▶

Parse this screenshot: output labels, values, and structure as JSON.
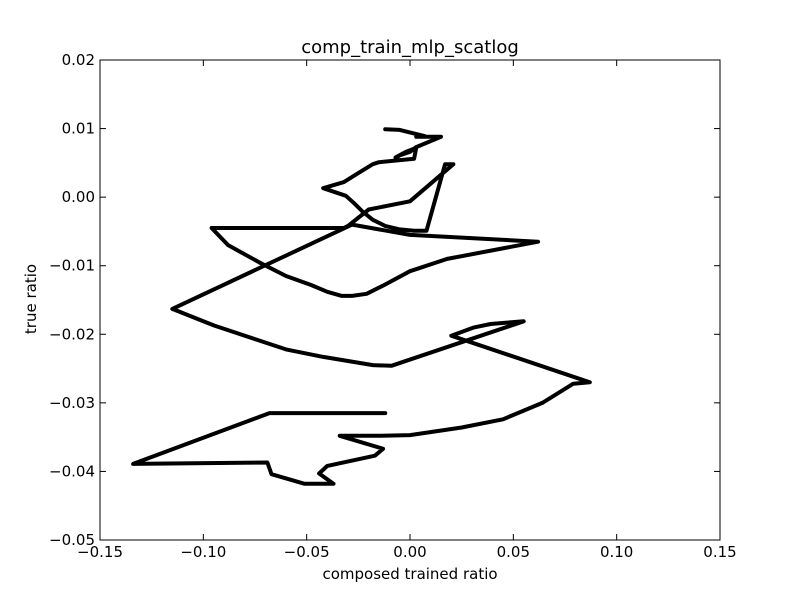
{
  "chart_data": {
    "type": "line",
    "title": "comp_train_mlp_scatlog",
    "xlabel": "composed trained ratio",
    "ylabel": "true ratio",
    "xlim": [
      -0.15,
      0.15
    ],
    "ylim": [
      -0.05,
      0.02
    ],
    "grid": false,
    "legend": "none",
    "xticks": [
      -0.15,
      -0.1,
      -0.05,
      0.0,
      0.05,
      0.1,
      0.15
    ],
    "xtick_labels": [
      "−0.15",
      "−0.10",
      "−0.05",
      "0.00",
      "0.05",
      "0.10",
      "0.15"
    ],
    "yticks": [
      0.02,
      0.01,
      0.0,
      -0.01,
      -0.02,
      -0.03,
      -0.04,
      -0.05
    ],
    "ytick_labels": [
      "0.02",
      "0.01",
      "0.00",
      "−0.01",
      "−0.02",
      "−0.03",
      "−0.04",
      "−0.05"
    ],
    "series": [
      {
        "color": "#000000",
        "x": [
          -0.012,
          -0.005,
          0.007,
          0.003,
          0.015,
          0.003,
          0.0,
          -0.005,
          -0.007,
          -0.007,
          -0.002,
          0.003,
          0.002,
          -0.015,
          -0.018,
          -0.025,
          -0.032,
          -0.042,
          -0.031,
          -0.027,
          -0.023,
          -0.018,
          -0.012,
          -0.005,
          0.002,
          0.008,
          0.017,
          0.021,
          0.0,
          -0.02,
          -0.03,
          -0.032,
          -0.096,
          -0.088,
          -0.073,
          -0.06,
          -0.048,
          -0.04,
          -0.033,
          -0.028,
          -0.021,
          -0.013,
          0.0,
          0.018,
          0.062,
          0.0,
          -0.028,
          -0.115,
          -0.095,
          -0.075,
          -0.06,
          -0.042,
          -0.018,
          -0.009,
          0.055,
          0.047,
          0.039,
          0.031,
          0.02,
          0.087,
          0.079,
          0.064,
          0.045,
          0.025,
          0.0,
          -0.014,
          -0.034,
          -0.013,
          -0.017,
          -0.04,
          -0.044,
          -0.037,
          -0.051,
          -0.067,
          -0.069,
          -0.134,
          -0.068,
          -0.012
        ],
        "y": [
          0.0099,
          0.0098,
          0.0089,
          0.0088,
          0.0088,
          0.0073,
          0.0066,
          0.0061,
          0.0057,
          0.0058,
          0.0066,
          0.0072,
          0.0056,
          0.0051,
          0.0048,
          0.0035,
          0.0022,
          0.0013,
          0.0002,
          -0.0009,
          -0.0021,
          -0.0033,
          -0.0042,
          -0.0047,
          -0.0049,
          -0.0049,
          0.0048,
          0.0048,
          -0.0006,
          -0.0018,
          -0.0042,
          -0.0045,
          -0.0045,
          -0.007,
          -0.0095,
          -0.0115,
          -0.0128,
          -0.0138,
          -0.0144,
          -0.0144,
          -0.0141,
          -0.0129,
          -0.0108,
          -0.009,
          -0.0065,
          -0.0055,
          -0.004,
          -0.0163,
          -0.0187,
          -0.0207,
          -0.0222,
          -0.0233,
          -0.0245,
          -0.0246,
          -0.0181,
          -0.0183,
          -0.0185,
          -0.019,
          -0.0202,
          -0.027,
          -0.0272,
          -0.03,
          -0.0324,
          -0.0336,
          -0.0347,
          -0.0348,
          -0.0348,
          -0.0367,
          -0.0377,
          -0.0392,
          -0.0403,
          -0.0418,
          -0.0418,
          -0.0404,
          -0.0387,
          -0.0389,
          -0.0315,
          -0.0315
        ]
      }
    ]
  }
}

◀
▶

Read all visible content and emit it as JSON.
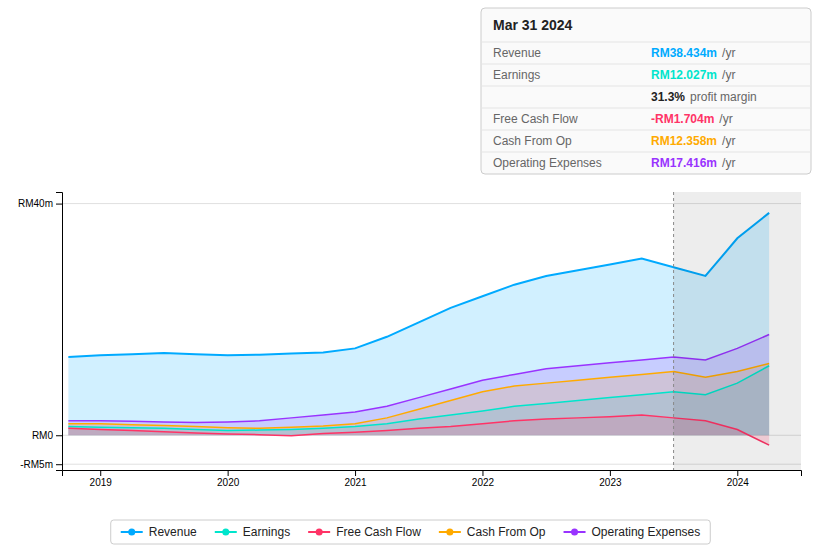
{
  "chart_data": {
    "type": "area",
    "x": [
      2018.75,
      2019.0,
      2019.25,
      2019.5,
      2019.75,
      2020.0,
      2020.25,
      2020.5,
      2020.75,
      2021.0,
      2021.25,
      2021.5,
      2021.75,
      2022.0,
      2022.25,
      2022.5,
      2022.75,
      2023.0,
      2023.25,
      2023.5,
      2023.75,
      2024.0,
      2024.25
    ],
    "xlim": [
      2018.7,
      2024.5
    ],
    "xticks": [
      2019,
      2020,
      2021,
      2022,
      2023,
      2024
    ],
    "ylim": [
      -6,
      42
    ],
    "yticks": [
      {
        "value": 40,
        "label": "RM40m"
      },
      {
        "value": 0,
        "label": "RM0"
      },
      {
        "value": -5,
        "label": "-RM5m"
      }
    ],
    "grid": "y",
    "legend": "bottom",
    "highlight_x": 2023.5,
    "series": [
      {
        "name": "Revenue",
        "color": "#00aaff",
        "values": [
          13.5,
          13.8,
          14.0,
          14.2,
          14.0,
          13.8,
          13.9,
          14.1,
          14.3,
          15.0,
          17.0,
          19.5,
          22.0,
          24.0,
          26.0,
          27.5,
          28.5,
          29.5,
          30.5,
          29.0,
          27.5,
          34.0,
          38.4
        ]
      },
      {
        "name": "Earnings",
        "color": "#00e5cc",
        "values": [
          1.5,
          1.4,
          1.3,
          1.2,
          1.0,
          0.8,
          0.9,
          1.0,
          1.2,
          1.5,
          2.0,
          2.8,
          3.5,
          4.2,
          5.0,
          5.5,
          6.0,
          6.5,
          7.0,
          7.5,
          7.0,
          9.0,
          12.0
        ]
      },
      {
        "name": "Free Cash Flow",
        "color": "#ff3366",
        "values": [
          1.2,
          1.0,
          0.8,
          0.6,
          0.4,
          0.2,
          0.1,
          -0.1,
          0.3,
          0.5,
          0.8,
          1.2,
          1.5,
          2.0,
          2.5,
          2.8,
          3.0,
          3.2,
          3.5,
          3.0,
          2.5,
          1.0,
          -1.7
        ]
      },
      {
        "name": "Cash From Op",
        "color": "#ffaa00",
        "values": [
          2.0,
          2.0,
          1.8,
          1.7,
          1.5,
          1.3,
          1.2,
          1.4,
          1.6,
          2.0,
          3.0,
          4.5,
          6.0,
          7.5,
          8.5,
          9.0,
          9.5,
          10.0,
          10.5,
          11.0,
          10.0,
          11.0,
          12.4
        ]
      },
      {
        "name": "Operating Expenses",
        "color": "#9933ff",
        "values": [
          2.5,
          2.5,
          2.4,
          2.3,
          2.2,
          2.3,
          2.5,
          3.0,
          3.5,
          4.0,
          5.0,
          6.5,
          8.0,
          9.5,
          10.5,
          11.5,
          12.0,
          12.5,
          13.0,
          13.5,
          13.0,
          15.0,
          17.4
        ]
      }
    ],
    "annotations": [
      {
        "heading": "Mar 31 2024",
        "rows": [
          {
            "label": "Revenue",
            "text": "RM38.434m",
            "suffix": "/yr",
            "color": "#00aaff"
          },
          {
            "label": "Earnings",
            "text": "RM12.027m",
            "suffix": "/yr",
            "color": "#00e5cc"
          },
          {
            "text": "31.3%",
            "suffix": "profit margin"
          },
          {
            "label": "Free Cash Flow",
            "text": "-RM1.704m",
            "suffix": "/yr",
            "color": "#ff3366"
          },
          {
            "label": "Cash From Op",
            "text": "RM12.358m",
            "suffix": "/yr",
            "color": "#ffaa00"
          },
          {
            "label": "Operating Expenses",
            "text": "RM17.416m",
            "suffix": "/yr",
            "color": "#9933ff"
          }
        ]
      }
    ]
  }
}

◀

Problem to solve — Pull every line containing "ratio" out of the data above.

The output —
    "xlabel": "composed trained ratio",
    "ylabel": "true ratio",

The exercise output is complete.